Give the data a second time, exactly and in full.

--- start RECORDS SUPPLIED ---

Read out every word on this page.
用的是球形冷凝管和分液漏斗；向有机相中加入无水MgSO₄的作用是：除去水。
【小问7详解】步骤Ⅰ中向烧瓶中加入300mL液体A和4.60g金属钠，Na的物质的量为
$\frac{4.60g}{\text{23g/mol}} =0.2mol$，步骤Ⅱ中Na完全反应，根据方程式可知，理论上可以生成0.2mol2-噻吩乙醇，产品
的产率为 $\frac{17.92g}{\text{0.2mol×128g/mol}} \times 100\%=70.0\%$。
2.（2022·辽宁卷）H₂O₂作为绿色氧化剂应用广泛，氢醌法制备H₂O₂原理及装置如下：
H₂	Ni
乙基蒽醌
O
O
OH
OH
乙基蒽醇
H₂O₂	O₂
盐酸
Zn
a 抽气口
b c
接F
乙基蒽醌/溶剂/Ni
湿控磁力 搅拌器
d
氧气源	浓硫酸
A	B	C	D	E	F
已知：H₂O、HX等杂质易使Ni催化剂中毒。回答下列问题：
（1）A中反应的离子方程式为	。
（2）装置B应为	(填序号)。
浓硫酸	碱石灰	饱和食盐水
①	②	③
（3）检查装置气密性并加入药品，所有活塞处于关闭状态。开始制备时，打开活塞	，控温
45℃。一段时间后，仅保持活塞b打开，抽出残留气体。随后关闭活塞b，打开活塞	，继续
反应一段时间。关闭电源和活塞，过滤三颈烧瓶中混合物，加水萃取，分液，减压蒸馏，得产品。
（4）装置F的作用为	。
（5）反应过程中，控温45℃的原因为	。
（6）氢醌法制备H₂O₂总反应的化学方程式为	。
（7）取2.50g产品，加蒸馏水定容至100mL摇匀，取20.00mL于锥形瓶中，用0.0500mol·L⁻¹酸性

--- end RECORDS SUPPLIED ---

◆ TASK RESPONSE:
Read out every word on this page.
用的是球形冷凝管和分液漏斗；向有机相中加入无水MgSO₄的作用是：除去水。
【小问7详解】步骤Ⅰ中向烧瓶中加入300mL液体A和4.60g金属钠，Na的物质的量为
$\frac{4.60g}{\text{23g/mol}} =0.2mol$，步骤Ⅱ中Na完全反应，根据方程式可知，理论上可以生成0.2mol2-噻吩乙醇，产品
的产率为 $\frac{17.92g}{\text{0.2mol×128g/mol}} \times 100\%=70.0\%$。
2.（2022·辽宁卷）H₂O₂作为绿色氧化剂应用广泛，氢醌法制备H₂O₂原理及装置如下：
H₂	Ni
乙基蒽醌
O
O
OH
OH
乙基蒽醇
H₂O₂	O₂
盐酸
Zn
a 抽气口
b c
接F
乙基蒽醌/溶剂/Ni
湿控磁力 搅拌器
d
氧气源	浓硫酸
A	B	C	D	E	F
已知：H₂O、HX等杂质易使Ni催化剂中毒。回答下列问题：
（1）A中反应的离子方程式为	。
（2）装置B应为	(填序号)。
浓硫酸	碱石灰	饱和食盐水
①	②	③
（3）检查装置气密性并加入药品，所有活塞处于关闭状态。开始制备时，打开活塞	，控温
45℃。一段时间后，仅保持活塞b打开，抽出残留气体。随后关闭活塞b，打开活塞	，继续
反应一段时间。关闭电源和活塞，过滤三颈烧瓶中混合物，加水萃取，分液，减压蒸馏，得产品。
（4）装置F的作用为	。
（5）反应过程中，控温45℃的原因为	。
（6）氢醌法制备H₂O₂总反应的化学方程式为	。
（7）取2.50g产品，加蒸馏水定容至100mL摇匀，取20.00mL于锥形瓶中，用0.0500mol·L⁻¹酸性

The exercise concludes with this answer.